* [Stated goal] Please set down all the lines beneath this one exactly, without the pictures.

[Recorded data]
********************

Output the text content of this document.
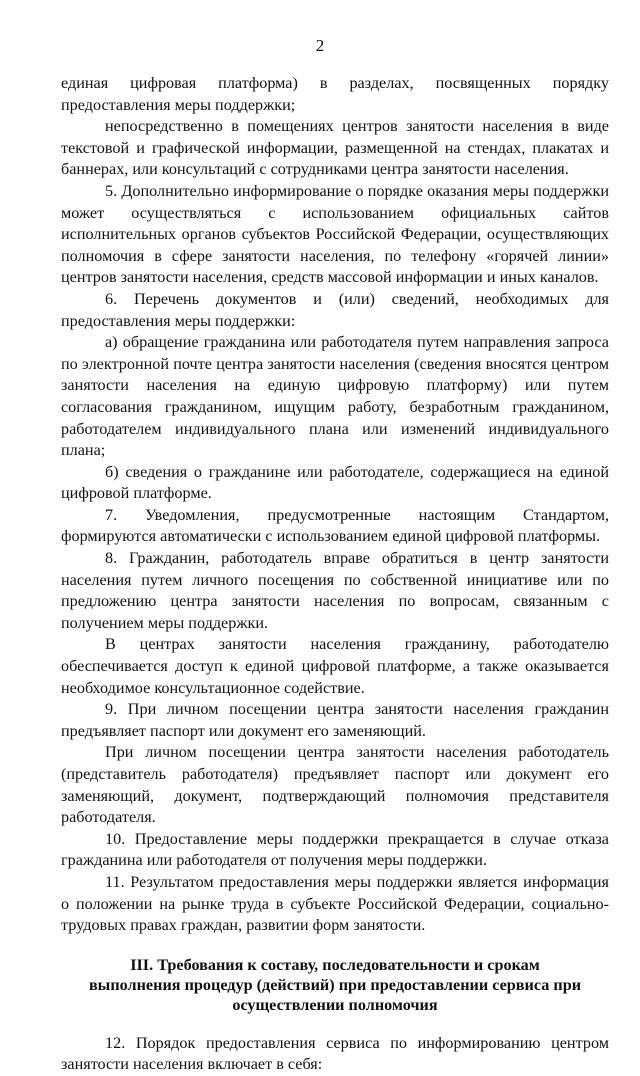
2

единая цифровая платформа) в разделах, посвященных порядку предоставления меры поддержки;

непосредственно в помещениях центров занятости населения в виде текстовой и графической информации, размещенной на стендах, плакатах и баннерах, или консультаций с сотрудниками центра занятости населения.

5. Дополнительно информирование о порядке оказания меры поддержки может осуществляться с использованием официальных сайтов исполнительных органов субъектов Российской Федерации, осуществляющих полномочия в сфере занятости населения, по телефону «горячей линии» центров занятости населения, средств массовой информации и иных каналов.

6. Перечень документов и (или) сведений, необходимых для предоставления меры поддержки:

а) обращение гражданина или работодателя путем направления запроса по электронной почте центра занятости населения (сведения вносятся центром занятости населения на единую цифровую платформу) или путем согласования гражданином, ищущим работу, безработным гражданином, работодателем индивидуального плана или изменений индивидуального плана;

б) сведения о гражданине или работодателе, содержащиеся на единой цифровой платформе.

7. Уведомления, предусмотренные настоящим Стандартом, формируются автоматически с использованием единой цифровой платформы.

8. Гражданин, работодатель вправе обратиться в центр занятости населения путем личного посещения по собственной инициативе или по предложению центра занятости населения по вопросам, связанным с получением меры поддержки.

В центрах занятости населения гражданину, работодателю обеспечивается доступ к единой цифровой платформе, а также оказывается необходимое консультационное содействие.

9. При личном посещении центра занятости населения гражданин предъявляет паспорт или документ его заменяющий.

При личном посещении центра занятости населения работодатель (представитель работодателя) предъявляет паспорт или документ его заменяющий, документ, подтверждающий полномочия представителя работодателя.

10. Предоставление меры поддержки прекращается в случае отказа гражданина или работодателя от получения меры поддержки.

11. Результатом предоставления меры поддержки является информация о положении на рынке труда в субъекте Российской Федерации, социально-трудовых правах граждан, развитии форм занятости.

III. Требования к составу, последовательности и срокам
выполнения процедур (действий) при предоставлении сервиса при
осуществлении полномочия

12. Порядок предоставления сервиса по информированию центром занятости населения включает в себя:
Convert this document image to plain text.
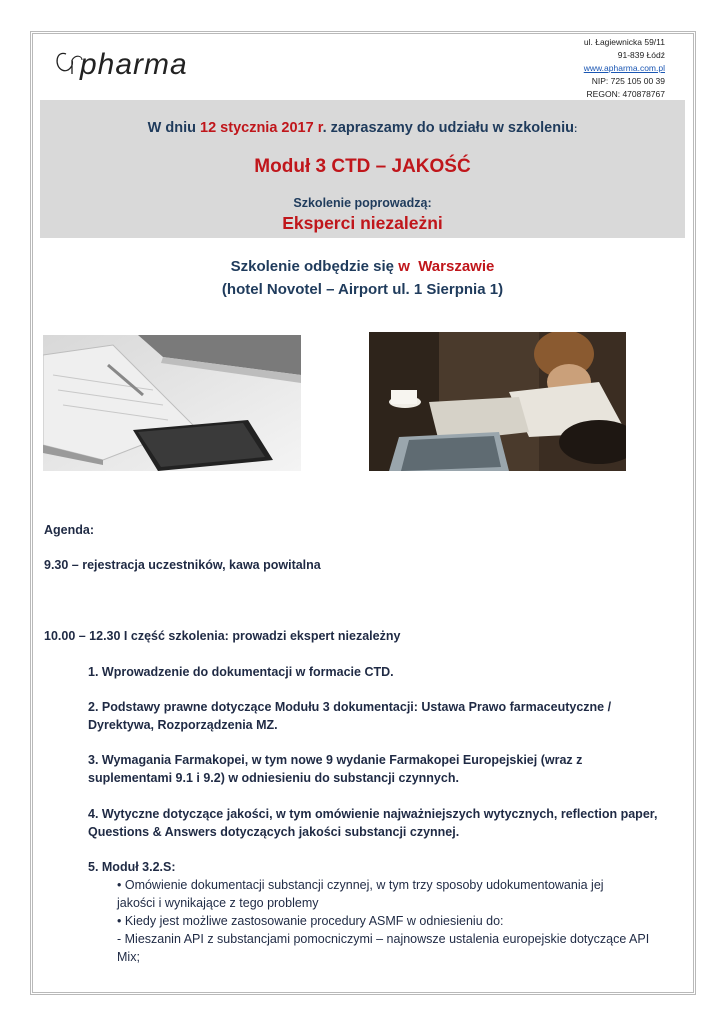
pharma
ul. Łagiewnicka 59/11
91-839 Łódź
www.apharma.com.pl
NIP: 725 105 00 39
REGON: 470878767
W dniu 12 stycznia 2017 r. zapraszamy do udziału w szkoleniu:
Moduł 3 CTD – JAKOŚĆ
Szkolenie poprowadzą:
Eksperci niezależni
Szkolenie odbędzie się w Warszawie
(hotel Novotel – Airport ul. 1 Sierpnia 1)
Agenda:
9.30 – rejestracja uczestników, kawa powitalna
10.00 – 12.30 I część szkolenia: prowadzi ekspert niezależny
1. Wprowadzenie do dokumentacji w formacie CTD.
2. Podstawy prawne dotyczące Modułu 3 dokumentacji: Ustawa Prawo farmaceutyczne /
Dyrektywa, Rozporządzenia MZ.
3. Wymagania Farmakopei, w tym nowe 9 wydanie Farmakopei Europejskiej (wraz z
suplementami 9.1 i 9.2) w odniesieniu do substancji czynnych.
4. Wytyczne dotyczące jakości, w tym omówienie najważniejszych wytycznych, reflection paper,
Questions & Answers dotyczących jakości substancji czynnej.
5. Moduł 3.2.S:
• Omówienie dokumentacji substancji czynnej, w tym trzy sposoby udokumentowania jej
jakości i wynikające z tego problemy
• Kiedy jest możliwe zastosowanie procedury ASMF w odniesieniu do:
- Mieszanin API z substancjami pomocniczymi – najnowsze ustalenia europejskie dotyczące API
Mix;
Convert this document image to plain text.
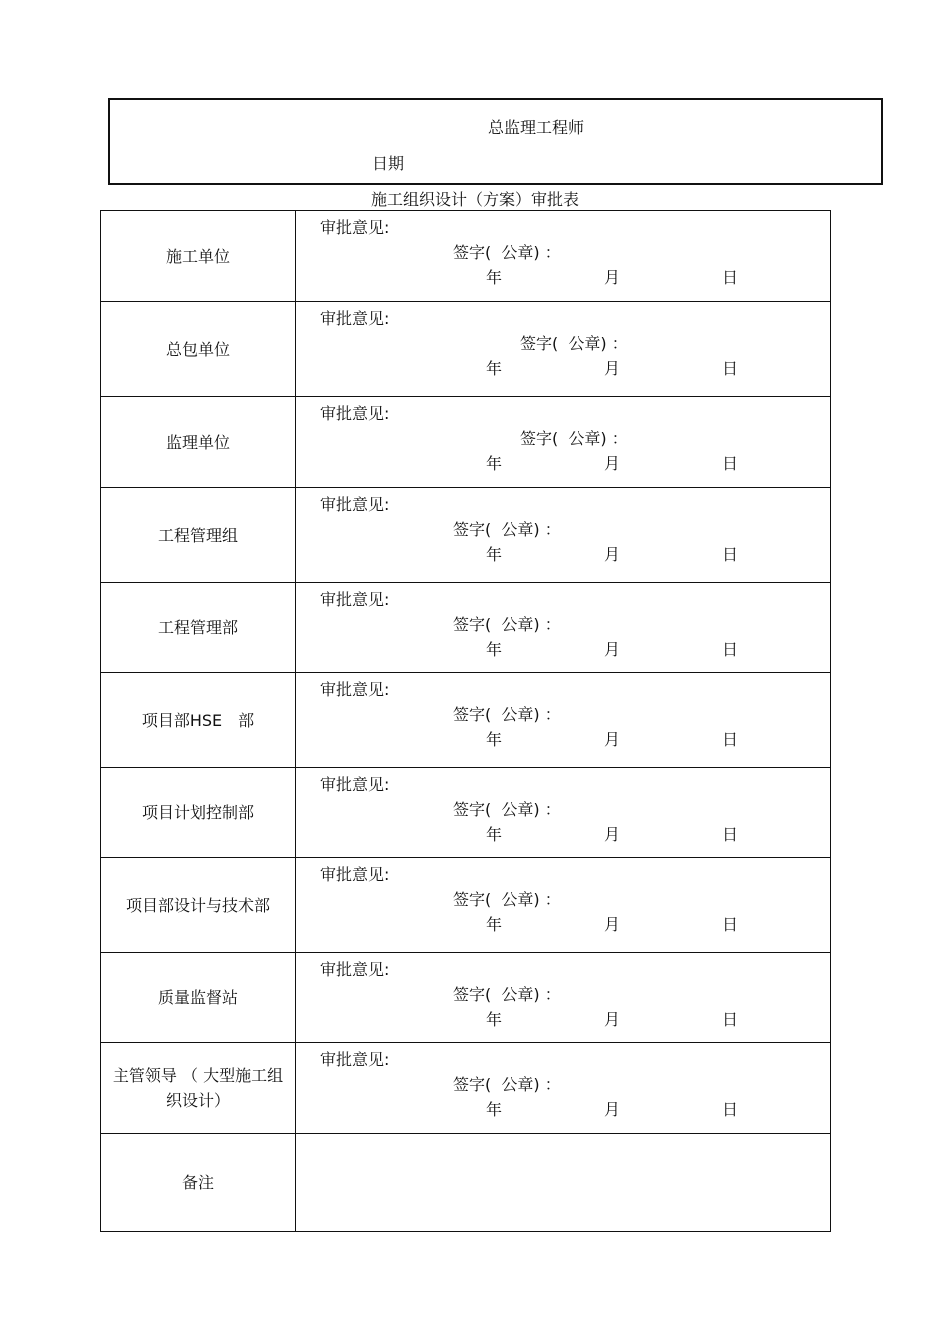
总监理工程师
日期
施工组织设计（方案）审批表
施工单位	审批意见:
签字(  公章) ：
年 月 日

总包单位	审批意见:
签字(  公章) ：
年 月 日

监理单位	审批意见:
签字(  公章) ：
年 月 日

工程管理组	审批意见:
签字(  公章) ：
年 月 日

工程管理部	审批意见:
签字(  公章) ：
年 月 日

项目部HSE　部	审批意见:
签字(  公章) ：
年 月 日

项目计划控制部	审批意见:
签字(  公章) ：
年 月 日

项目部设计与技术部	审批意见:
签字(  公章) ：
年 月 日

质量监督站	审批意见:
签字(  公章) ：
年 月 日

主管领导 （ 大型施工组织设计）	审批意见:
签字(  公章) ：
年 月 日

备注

********************

* [Answer to this exercise]
Output the text content of this document.
2

единая цифровая платформа) в разделах, посвященных порядку предоставления меры поддержки;

непосредственно в помещениях центров занятости населения в виде текстовой и графической информации, размещенной на стендах, плакатах и баннерах, или консультаций с сотрудниками центра занятости населения.

5. Дополнительно информирование о порядке оказания меры поддержки может осуществляться с использованием официальных сайтов исполнительных органов субъектов Российской Федерации, осуществляющих полномочия в сфере занятости населения, по телефону «горячей линии» центров занятости населения, средств массовой информации и иных каналов.

6. Перечень документов и (или) сведений, необходимых для предоставления меры поддержки:

а) обращение гражданина или работодателя путем направления запроса по электронной почте центра занятости населения (сведения вносятся центром занятости населения на единую цифровую платформу) или путем согласования гражданином, ищущим работу, безработным гражданином, работодателем индивидуального плана или изменений индивидуального плана;

б) сведения о гражданине или работодателе, содержащиеся на единой цифровой платформе.

7. Уведомления, предусмотренные настоящим Стандартом, формируются автоматически с использованием единой цифровой платформы.

8. Гражданин, работодатель вправе обратиться в центр занятости населения путем личного посещения по собственной инициативе или по предложению центра занятости населения по вопросам, связанным с получением меры поддержки.

В центрах занятости населения гражданину, работодателю обеспечивается доступ к единой цифровой платформе, а также оказывается необходимое консультационное содействие.

9. При личном посещении центра занятости населения гражданин предъявляет паспорт или документ его заменяющий.

При личном посещении центра занятости населения работодатель (представитель работодателя) предъявляет паспорт или документ его заменяющий, документ, подтверждающий полномочия представителя работодателя.

10. Предоставление меры поддержки прекращается в случае отказа гражданина или работодателя от получения меры поддержки.

11. Результатом предоставления меры поддержки является информация о положении на рынке труда в субъекте Российской Федерации, социально-трудовых правах граждан, развитии форм занятости.

III. Требования к составу, последовательности и срокам
выполнения процедур (действий) при предоставлении сервиса при
осуществлении полномочия

12. Порядок предоставления сервиса по информированию центром занятости населения включает в себя:
Convert this document image to plain text.
pharma
ul. Łagiewnicka 59/11
91-839 Łódź
www.apharma.com.pl
NIP: 725 105 00 39
REGON: 470878767
W dniu 12 stycznia 2017 r. zapraszamy do udziału w szkoleniu:
Moduł 3 CTD – JAKOŚĆ
Szkolenie poprowadzą:
Eksperci niezależni
Szkolenie odbędzie się w Warszawie
(hotel Novotel – Airport ul. 1 Sierpnia 1)
Agenda:
9.30 – rejestracja uczestników, kawa powitalna
10.00 – 12.30 I część szkolenia: prowadzi ekspert niezależny
1. Wprowadzenie do dokumentacji w formacie CTD.
2. Podstawy prawne dotyczące Modułu 3 dokumentacji: Ustawa Prawo farmaceutyczne /
Dyrektywa, Rozporządzenia MZ.
3. Wymagania Farmakopei, w tym nowe 9 wydanie Farmakopei Europejskiej (wraz z
suplementami 9.1 i 9.2) w odniesieniu do substancji czynnych.
4. Wytyczne dotyczące jakości, w tym omówienie najważniejszych wytycznych, reflection paper,
Questions & Answers dotyczących jakości substancji czynnej.
5. Moduł 3.2.S:
• Omówienie dokumentacji substancji czynnej, w tym trzy sposoby udokumentowania jej
jakości i wynikające z tego problemy
• Kiedy jest możliwe zastosowanie procedury ASMF w odniesieniu do:
- Mieszanin API z substancjami pomocniczymi – najnowsze ustalenia europejskie dotyczące API
Mix;
Convert this document image to plain text.
总监理工程师
日期
施工组织设计（方案）审批表
施工单位	审批意见:
签字(  公章) ：
年 月 日

总包单位	审批意见:
签字(  公章) ：
年 月 日

监理单位	审批意见:
签字(  公章) ：
年 月 日

工程管理组	审批意见:
签字(  公章) ：
年 月 日

工程管理部	审批意见:
签字(  公章) ：
年 月 日

项目部HSE　部	审批意见:
签字(  公章) ：
年 月 日

项目计划控制部	审批意见:
签字(  公章) ：
年 月 日

项目部设计与技术部	审批意见:
签字(  公章) ：
年 月 日

质量监督站	审批意见:
签字(  公章) ：
年 月 日

主管领导 （ 大型施工组织设计）	审批意见:
签字(  公章) ：
年 月 日

备注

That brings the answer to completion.